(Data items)

§ §

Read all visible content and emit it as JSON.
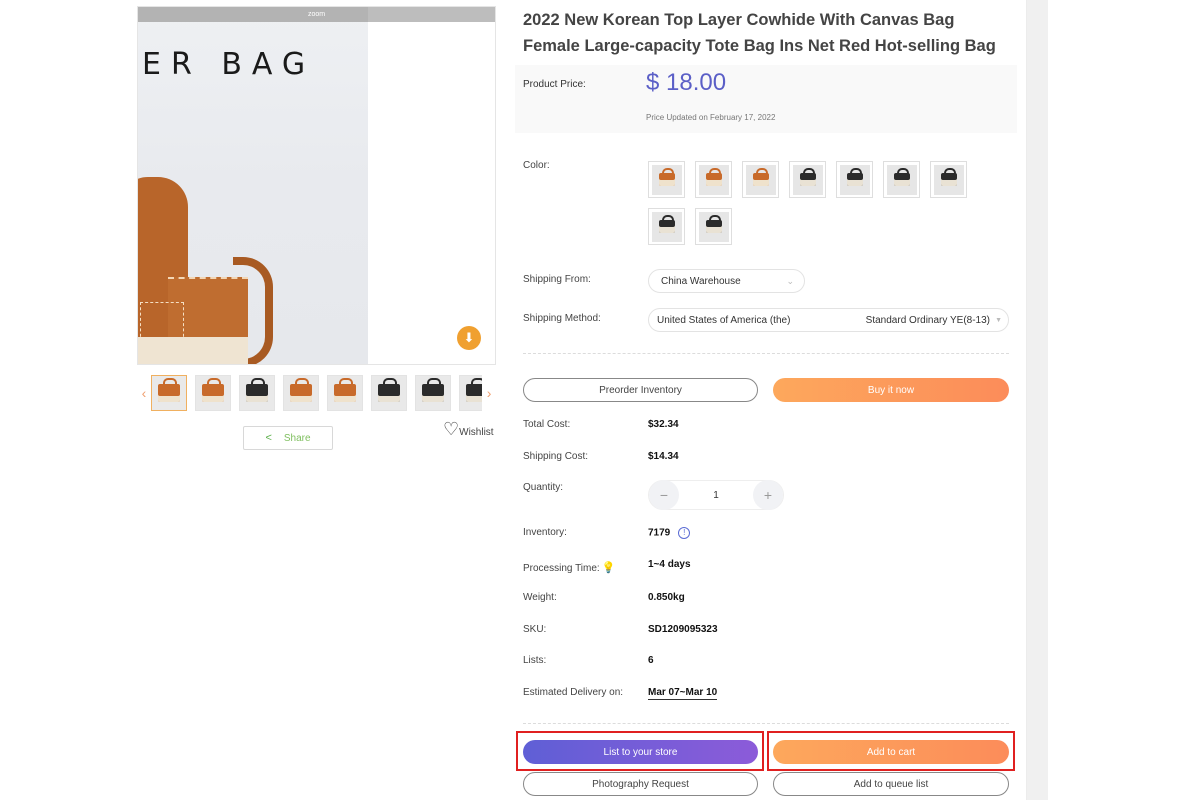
{
  "gallery": {
    "zoom_label": "zoom",
    "photo_text": "ER BAG",
    "download_icon": "cloud-download-icon",
    "prev_icon": "‹",
    "next_icon": "›",
    "thumbnails": [
      {
        "variant": "tan",
        "active": true
      },
      {
        "variant": "tan",
        "active": false
      },
      {
        "variant": "dark",
        "active": false
      },
      {
        "variant": "tan",
        "active": false
      },
      {
        "variant": "tan",
        "active": false
      },
      {
        "variant": "dark",
        "active": false
      },
      {
        "variant": "dark",
        "active": false
      },
      {
        "variant": "dark",
        "active": false
      }
    ],
    "share_label": "Share",
    "wishlist_label": "Wishlist"
  },
  "product": {
    "title": "2022 New Korean Top Layer Cowhide With Canvas Bag Female Large-capacity Tote Bag Ins Net Red Hot-selling Bag",
    "price_label": "Product Price:",
    "price": "$ 18.00",
    "price_updated": "Price Updated on February 17, 2022",
    "price_color": "#5b5fc7"
  },
  "options": {
    "color_label": "Color:",
    "colors": [
      "tan",
      "tan",
      "tan",
      "dark",
      "dark",
      "dark",
      "dark",
      "dark",
      "dark"
    ],
    "shipping_from_label": "Shipping From:",
    "shipping_from_value": "China Warehouse",
    "shipping_method_label": "Shipping Method:",
    "shipping_country": "United States of America (the)",
    "shipping_method": "Standard Ordinary YE(8-13)"
  },
  "actions": {
    "preorder": "Preorder Inventory",
    "buy_now": "Buy it now",
    "list_to_store": "List to your store",
    "add_to_cart": "Add to cart",
    "photography_request": "Photography Request",
    "add_to_queue": "Add to queue list"
  },
  "details": {
    "total_cost_label": "Total Cost:",
    "total_cost": "$32.34",
    "shipping_cost_label": "Shipping Cost:",
    "shipping_cost": "$14.34",
    "quantity_label": "Quantity:",
    "quantity": "1",
    "minus": "−",
    "plus": "+",
    "inventory_label": "Inventory:",
    "inventory": "7179",
    "info_glyph": "!",
    "processing_label": "Processing Time:",
    "processing": "1~4 days",
    "weight_label": "Weight:",
    "weight": "0.850kg",
    "sku_label": "SKU:",
    "sku": "SD1209095323",
    "lists_label": "Lists:",
    "lists": "6",
    "delivery_label": "Estimated Delivery on:",
    "delivery": "Mar 07~Mar 10"
  },
  "colors": {
    "accent_purple": "#5b5fc7",
    "orange_start": "#fda85c",
    "orange_end": "#fc8c5a",
    "highlight_red": "#e02020"
  }
}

§ §

Omit the pictures, then quote the rest of the material above exactly.

Read all visible content and emit it as JSON.
{
  "gallery": {
    "zoom_label": "zoom",
    "photo_text": "ER BAG",
    "download_icon": "cloud-download-icon",
    "prev_icon": "‹",
    "next_icon": "›",
    "thumbnails": [
      {
        "variant": "tan",
        "active": true
      },
      {
        "variant": "tan",
        "active": false
      },
      {
        "variant": "dark",
        "active": false
      },
      {
        "variant": "tan",
        "active": false
      },
      {
        "variant": "tan",
        "active": false
      },
      {
        "variant": "dark",
        "active": false
      },
      {
        "variant": "dark",
        "active": false
      },
      {
        "variant": "dark",
        "active": false
      }
    ],
    "share_label": "Share",
    "wishlist_label": "Wishlist"
  },
  "product": {
    "title": "2022 New Korean Top Layer Cowhide With Canvas Bag Female Large-capacity Tote Bag Ins Net Red Hot-selling Bag",
    "price_label": "Product Price:",
    "price": "$ 18.00",
    "price_updated": "Price Updated on February 17, 2022",
    "price_color": "#5b5fc7"
  },
  "options": {
    "color_label": "Color:",
    "colors": [
      "tan",
      "tan",
      "tan",
      "dark",
      "dark",
      "dark",
      "dark",
      "dark",
      "dark"
    ],
    "shipping_from_label": "Shipping From:",
    "shipping_from_value": "China Warehouse",
    "shipping_method_label": "Shipping Method:",
    "shipping_country": "United States of America (the)",
    "shipping_method": "Standard Ordinary YE(8-13)"
  },
  "actions": {
    "preorder": "Preorder Inventory",
    "buy_now": "Buy it now",
    "list_to_store": "List to your store",
    "add_to_cart": "Add to cart",
    "photography_request": "Photography Request",
    "add_to_queue": "Add to queue list"
  },
  "details": {
    "total_cost_label": "Total Cost:",
    "total_cost": "$32.34",
    "shipping_cost_label": "Shipping Cost:",
    "shipping_cost": "$14.34",
    "quantity_label": "Quantity:",
    "quantity": "1",
    "minus": "−",
    "plus": "+",
    "inventory_label": "Inventory:",
    "inventory": "7179",
    "info_glyph": "!",
    "processing_label": "Processing Time:",
    "processing": "1~4 days",
    "weight_label": "Weight:",
    "weight": "0.850kg",
    "sku_label": "SKU:",
    "sku": "SD1209095323",
    "lists_label": "Lists:",
    "lists": "6",
    "delivery_label": "Estimated Delivery on:",
    "delivery": "Mar 07~Mar 10"
  },
  "colors": {
    "accent_purple": "#5b5fc7",
    "orange_start": "#fda85c",
    "orange_end": "#fc8c5a",
    "highlight_red": "#e02020"
  }
}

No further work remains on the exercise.